— START RECORDS SUPPLIED —

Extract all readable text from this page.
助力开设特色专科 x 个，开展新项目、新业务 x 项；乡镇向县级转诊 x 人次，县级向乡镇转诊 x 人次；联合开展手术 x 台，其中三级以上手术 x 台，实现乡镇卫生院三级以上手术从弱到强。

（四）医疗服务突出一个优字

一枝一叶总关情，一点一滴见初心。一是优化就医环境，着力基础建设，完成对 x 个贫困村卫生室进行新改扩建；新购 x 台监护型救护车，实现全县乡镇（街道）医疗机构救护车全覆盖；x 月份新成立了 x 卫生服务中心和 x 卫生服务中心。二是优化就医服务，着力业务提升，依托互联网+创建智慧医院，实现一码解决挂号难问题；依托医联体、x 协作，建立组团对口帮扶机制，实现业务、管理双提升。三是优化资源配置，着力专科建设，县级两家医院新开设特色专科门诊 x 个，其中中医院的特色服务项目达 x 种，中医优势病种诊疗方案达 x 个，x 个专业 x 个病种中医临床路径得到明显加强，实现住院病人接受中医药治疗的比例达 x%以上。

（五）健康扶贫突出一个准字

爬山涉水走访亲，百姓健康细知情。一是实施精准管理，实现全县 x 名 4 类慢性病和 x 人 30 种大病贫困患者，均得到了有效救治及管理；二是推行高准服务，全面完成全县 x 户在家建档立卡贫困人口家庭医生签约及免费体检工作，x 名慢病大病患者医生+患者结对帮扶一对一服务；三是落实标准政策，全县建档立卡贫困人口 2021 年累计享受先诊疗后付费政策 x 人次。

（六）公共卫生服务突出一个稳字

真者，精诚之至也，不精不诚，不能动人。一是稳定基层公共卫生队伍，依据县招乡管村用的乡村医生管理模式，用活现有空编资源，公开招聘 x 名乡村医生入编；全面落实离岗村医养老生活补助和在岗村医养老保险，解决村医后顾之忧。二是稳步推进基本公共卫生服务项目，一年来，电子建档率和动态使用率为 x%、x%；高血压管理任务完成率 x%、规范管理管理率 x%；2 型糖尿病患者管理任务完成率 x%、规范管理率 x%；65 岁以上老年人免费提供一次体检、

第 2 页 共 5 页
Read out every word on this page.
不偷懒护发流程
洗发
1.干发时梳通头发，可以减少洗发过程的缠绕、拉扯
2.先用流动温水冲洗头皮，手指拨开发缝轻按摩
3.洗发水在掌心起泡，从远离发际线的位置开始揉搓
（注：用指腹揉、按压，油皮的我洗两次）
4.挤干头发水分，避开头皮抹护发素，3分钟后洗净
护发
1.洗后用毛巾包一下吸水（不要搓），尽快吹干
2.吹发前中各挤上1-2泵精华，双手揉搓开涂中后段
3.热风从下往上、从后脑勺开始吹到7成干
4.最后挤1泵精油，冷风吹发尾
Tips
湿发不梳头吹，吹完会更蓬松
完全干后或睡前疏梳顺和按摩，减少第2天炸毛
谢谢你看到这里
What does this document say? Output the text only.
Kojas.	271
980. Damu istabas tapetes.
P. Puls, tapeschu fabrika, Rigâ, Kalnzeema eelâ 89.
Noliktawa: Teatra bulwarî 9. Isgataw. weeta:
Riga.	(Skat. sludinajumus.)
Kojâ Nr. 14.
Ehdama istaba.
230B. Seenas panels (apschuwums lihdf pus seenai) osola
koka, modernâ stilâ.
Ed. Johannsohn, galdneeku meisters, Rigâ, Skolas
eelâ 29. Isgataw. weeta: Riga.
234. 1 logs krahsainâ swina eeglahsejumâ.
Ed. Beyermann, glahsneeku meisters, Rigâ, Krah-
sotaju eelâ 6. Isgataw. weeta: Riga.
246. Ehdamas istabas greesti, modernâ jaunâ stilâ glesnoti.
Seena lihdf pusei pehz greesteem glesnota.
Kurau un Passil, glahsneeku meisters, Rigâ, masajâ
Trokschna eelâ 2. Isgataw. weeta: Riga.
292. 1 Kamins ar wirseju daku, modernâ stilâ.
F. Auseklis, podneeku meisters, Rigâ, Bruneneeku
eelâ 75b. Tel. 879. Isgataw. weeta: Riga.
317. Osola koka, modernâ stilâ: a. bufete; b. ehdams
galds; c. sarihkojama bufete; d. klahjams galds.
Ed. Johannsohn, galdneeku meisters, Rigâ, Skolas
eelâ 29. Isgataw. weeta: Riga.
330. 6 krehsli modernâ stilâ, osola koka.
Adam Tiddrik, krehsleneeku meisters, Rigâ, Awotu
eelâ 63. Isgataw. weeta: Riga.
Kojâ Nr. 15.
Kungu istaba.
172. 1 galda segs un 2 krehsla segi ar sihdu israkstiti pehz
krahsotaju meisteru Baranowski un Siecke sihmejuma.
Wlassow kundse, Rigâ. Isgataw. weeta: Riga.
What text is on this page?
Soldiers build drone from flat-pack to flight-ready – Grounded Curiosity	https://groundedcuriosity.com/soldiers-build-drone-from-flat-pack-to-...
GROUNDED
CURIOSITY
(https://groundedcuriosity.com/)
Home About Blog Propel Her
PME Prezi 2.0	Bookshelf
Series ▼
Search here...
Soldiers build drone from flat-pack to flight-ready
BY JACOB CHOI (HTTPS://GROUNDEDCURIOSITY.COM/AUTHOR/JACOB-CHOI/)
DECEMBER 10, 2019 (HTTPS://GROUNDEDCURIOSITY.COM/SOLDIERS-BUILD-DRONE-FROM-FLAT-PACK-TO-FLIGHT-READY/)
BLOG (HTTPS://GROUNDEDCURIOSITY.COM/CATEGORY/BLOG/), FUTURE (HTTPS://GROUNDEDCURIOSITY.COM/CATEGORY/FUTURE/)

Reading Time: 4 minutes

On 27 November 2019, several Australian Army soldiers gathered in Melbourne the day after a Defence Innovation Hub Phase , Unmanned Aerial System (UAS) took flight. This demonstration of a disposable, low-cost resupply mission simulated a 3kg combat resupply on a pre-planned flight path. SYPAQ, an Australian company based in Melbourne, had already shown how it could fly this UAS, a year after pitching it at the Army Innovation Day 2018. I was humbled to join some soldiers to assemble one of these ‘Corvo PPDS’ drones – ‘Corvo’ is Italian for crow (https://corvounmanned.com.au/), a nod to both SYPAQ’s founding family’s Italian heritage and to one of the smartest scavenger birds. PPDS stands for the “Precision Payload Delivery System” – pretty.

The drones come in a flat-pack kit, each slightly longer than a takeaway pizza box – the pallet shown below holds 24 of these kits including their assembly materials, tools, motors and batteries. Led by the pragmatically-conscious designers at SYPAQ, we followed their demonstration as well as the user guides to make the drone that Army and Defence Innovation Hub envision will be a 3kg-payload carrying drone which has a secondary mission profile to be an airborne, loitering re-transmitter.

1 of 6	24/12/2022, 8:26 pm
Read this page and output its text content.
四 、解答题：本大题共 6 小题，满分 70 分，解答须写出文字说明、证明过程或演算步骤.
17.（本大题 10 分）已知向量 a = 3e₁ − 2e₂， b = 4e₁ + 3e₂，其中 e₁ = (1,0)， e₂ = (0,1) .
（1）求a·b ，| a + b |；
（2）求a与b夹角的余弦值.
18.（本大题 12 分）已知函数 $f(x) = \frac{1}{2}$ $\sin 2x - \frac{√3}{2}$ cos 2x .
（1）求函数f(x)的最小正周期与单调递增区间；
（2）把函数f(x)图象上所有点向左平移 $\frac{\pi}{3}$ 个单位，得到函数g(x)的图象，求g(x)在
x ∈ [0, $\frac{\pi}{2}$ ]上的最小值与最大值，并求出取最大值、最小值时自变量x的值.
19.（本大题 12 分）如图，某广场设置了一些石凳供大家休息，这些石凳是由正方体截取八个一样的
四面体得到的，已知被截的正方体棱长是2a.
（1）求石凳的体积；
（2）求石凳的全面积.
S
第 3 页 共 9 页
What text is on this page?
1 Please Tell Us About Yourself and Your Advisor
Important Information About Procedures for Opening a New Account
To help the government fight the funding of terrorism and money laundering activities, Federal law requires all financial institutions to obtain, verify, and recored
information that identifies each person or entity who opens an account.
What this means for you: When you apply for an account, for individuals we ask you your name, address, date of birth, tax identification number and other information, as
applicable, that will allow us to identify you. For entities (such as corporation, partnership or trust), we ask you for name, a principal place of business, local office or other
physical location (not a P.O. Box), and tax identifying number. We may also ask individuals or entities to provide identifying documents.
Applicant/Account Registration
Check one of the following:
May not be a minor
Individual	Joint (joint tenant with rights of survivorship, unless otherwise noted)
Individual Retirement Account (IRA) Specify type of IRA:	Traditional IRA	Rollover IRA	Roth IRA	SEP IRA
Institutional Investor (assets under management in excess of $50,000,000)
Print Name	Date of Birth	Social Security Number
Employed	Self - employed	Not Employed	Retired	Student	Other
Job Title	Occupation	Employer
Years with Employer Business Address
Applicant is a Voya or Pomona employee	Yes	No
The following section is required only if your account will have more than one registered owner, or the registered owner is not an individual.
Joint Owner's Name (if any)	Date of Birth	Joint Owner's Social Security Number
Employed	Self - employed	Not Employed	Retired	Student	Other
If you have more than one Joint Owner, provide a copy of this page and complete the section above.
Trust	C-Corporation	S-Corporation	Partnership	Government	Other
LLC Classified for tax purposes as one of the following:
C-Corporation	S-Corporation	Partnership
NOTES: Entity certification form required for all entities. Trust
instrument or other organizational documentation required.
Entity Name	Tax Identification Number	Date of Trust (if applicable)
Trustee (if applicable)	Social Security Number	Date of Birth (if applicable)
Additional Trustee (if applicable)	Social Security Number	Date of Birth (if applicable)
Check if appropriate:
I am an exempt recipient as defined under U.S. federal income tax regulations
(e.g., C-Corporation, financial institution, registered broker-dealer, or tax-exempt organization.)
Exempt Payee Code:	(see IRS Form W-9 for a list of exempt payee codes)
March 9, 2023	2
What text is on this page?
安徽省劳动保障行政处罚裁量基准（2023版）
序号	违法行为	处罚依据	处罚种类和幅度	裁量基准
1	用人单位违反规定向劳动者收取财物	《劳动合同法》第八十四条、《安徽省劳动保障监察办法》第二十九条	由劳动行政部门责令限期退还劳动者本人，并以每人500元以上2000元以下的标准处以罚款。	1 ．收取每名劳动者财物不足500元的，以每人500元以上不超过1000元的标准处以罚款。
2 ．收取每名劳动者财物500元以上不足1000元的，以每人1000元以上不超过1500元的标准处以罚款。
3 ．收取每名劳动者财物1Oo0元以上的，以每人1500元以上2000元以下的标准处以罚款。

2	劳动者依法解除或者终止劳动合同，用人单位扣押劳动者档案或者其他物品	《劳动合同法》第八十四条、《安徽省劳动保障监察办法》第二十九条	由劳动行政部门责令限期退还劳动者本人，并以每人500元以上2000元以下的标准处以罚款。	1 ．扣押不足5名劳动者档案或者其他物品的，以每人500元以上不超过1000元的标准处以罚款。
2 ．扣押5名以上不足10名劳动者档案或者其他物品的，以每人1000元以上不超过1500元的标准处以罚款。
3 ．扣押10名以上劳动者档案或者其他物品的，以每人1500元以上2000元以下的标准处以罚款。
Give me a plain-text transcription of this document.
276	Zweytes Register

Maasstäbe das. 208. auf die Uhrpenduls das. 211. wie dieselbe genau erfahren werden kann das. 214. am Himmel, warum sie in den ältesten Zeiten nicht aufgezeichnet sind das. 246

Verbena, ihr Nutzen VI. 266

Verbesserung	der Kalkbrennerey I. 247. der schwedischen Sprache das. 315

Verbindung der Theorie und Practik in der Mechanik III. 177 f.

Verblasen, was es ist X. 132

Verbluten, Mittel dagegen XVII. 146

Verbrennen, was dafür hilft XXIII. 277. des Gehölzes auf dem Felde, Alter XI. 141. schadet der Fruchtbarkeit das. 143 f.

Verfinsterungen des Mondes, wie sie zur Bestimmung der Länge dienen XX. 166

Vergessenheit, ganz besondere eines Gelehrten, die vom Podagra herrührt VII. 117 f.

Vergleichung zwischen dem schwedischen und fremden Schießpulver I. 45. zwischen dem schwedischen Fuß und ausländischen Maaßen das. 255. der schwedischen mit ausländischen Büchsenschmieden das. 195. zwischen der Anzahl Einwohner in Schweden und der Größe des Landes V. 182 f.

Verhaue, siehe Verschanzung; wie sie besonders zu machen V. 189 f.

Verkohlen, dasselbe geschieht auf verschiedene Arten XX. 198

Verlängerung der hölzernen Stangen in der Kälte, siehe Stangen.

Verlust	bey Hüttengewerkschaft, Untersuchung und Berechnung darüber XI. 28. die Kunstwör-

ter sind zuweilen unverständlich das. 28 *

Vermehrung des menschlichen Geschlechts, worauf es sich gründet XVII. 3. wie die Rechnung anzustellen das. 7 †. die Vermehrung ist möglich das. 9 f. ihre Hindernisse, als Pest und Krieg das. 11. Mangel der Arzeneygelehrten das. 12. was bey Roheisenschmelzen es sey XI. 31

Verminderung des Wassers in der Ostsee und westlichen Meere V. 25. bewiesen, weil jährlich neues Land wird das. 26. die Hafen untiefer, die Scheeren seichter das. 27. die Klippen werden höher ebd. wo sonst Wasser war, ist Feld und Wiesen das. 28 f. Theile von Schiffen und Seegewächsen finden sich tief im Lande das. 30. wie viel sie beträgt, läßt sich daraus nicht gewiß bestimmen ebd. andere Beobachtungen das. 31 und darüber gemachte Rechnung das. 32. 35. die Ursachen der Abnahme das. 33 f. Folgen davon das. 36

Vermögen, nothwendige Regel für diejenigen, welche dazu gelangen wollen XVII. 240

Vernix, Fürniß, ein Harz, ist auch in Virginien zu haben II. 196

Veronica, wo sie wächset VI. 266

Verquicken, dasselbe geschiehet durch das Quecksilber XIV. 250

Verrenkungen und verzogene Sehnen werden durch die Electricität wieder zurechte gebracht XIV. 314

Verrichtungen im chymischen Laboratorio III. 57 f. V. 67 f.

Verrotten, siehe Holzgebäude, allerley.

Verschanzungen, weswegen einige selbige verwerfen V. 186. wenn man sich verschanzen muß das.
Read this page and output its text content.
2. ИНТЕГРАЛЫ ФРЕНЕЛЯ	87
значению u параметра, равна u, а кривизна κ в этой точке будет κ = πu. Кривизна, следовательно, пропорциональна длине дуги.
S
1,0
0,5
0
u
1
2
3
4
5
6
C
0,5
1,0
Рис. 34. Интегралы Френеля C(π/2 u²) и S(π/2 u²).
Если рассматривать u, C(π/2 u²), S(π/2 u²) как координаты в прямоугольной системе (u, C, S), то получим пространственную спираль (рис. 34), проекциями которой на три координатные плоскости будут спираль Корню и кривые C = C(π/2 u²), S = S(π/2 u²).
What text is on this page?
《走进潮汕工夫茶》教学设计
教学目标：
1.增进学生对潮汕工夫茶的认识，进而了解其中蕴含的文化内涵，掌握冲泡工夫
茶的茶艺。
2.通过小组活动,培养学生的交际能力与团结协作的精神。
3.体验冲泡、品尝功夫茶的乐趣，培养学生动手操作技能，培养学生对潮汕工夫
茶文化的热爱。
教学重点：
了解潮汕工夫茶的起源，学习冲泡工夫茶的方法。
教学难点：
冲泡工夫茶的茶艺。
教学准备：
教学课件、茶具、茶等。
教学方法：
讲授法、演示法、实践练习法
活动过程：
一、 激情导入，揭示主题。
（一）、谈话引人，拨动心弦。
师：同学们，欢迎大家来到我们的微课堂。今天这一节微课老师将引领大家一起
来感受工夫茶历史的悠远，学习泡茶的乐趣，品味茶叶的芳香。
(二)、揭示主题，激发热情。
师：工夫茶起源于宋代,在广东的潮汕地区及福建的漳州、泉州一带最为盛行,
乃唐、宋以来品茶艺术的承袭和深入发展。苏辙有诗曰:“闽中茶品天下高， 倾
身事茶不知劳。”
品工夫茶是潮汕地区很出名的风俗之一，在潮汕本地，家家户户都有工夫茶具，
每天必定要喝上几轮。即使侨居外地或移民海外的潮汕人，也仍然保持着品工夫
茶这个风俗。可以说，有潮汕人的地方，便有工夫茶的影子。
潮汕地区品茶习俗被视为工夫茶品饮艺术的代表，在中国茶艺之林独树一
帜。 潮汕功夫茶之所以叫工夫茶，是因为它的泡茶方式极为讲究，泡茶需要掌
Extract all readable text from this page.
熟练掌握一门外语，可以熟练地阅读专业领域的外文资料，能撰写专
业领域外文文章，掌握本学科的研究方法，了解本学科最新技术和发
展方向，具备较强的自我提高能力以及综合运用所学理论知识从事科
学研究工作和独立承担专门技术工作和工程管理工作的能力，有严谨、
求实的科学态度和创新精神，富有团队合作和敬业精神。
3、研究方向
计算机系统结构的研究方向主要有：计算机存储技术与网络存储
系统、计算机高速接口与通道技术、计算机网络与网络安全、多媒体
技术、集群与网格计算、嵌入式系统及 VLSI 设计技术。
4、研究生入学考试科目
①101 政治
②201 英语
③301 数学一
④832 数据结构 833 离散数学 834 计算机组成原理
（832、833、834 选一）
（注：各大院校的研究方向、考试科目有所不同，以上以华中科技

— END RECORDS SUPPLIED —

**TASK BRIEF**
Lines that include the word "sich" — how many are there in the data? Answer with the number alone.

**ANSWER**
3